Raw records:

=-=-=-=-=

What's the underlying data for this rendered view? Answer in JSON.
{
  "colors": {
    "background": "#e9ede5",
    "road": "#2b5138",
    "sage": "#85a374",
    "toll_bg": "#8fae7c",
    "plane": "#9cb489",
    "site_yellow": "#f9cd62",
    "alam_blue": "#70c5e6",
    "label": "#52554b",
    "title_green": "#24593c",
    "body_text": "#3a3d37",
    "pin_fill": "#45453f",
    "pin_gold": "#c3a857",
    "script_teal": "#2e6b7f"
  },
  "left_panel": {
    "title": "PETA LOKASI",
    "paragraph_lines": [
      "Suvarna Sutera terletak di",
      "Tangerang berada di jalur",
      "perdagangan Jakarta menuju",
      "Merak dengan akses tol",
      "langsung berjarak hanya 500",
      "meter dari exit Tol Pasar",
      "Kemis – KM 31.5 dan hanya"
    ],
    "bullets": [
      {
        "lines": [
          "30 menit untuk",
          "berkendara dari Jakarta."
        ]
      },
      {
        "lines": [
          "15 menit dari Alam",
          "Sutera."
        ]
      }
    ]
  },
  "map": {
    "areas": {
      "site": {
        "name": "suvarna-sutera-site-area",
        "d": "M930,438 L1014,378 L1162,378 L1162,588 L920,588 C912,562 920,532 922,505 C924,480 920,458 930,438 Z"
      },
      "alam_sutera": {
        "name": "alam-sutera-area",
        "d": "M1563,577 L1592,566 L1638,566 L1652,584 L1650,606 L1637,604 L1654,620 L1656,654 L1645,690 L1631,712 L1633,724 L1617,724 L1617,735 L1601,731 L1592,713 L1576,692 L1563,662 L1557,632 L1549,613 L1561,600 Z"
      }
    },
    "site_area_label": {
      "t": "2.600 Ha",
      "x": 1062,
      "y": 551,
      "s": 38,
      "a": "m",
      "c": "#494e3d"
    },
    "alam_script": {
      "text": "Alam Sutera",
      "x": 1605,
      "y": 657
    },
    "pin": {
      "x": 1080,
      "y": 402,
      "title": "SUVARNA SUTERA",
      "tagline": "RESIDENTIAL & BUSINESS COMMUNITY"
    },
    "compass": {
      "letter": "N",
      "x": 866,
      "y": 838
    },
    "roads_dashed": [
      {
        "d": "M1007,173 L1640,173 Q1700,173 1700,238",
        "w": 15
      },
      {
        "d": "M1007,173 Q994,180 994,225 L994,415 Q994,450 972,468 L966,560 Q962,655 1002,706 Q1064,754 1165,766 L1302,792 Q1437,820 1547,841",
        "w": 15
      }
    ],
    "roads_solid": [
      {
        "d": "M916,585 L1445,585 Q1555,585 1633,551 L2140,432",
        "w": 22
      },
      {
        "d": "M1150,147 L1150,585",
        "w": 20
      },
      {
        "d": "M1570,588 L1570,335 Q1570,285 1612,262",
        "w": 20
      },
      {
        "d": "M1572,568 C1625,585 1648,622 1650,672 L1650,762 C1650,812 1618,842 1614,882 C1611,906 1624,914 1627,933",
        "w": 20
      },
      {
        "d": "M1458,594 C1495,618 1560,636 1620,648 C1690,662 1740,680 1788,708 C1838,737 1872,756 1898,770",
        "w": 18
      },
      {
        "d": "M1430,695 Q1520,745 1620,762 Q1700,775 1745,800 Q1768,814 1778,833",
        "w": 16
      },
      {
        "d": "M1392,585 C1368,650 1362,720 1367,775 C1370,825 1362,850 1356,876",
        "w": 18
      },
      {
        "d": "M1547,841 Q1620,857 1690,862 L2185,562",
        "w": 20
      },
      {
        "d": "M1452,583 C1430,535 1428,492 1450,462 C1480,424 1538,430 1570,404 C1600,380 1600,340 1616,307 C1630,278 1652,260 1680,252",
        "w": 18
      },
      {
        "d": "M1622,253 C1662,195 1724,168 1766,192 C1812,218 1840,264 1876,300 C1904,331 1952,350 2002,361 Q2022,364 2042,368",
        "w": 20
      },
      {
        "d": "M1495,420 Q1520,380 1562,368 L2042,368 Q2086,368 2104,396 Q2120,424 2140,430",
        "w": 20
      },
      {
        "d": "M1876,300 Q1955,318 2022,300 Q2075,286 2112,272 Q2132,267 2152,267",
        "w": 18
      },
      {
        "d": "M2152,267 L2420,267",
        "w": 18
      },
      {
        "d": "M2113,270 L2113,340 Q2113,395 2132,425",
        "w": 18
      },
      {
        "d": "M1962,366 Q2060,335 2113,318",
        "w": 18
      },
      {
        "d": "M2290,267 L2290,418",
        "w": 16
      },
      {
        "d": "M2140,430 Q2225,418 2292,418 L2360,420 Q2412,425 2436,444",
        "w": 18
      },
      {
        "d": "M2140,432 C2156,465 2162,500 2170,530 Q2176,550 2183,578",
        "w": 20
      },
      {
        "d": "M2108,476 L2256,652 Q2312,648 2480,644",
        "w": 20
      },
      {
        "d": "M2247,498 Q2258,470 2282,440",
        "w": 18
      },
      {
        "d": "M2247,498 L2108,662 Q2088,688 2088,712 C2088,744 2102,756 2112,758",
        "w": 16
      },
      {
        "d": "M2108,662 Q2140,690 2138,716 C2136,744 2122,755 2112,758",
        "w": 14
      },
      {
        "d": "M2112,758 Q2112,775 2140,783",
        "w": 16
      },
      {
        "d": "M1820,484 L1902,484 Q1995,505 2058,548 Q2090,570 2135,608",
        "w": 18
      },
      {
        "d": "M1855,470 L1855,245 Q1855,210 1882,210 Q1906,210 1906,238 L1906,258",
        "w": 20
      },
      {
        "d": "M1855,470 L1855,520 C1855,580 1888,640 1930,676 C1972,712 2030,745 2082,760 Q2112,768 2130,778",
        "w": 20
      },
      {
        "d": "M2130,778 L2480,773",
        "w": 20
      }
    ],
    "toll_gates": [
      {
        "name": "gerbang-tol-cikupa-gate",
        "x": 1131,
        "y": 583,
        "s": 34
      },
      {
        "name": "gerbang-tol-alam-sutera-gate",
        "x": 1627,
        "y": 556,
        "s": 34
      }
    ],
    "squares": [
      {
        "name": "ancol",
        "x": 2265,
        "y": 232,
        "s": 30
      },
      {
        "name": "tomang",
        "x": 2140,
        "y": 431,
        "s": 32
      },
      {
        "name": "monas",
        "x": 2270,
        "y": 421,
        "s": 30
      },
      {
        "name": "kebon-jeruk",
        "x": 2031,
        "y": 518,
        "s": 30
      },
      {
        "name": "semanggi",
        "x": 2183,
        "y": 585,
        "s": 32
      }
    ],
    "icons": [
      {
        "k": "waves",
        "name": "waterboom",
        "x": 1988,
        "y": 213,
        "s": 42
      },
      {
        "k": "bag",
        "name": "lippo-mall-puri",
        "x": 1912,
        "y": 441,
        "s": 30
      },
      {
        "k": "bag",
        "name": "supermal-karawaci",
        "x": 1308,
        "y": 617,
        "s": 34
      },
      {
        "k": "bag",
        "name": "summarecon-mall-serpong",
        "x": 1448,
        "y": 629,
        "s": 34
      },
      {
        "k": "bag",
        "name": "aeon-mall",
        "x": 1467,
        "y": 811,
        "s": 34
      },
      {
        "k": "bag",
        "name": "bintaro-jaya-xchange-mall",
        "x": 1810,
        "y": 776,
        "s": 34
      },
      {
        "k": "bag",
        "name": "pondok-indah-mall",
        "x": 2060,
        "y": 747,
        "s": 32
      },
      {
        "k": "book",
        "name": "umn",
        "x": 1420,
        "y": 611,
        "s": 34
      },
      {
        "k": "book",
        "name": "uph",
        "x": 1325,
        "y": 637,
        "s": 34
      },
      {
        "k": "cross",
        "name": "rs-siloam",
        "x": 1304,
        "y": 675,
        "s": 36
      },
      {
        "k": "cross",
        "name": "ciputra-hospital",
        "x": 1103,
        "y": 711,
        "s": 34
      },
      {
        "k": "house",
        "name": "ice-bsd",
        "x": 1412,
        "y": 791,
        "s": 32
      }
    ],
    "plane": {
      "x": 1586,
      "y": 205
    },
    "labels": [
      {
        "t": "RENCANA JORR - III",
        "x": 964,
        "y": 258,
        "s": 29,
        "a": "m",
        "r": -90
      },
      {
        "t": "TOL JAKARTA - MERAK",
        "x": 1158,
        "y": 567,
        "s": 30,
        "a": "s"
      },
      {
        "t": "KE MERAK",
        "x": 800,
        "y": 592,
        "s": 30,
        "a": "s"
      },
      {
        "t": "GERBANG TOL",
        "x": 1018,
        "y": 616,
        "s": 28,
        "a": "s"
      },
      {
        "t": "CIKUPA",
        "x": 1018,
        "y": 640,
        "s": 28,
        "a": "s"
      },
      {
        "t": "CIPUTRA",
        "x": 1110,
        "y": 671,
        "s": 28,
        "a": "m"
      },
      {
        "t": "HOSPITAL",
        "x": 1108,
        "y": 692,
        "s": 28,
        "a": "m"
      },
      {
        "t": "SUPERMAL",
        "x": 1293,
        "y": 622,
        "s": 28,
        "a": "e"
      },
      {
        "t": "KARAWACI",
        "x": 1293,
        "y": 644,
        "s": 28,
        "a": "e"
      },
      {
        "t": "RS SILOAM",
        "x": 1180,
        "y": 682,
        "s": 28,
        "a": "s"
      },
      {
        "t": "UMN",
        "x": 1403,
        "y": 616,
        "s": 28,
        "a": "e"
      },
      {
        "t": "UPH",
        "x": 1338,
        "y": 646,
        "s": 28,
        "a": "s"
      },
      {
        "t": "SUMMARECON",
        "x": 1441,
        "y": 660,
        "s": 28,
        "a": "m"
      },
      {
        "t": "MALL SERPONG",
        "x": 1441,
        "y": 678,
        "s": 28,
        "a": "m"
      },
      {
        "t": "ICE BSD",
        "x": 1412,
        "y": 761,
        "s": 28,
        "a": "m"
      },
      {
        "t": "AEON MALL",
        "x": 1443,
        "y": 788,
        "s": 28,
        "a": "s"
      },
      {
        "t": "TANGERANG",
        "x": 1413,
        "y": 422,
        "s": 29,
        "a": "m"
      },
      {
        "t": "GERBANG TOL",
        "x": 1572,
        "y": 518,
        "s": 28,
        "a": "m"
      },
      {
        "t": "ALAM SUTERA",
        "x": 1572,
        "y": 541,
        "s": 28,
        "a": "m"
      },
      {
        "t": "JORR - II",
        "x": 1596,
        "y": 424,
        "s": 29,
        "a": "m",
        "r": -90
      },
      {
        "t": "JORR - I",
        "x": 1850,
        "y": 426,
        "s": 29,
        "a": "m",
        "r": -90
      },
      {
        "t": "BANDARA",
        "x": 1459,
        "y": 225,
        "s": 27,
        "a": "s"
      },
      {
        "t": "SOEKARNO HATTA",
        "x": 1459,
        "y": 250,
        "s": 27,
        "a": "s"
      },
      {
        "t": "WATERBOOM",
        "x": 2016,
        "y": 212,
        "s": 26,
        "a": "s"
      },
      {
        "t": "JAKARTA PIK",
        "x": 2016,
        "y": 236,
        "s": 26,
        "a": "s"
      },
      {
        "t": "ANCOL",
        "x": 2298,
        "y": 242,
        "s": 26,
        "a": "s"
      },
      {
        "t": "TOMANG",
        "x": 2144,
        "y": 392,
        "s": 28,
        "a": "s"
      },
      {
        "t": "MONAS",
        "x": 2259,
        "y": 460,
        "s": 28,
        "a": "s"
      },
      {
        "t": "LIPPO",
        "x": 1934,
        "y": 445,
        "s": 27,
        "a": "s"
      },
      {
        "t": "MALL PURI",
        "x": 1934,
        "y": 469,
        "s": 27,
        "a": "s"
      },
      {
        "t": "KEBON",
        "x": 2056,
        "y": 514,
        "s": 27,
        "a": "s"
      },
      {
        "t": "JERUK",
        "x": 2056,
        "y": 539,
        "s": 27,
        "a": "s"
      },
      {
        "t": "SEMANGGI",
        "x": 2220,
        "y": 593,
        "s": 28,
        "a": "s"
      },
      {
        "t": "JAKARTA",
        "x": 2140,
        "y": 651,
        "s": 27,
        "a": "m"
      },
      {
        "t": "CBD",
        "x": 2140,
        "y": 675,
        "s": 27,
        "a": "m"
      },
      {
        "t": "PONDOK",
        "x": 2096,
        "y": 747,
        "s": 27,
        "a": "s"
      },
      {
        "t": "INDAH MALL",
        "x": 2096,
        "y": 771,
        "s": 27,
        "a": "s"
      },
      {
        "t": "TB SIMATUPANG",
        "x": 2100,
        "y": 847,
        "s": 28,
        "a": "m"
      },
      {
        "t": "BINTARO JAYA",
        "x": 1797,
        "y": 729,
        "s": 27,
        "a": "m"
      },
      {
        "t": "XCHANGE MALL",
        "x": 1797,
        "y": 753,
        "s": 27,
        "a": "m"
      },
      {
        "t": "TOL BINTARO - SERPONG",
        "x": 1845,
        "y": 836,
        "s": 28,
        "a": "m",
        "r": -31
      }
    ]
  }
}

=-=-=-=-=

◆ **GIVEN REQUEST**:
Your task is to pick out every line with the string "dari" and copy it.

◆ **SOLUTION**:
      "meter dari exit Tol Pasar",
          "berkendara dari Jakarta."
          "15 menit dari Alam",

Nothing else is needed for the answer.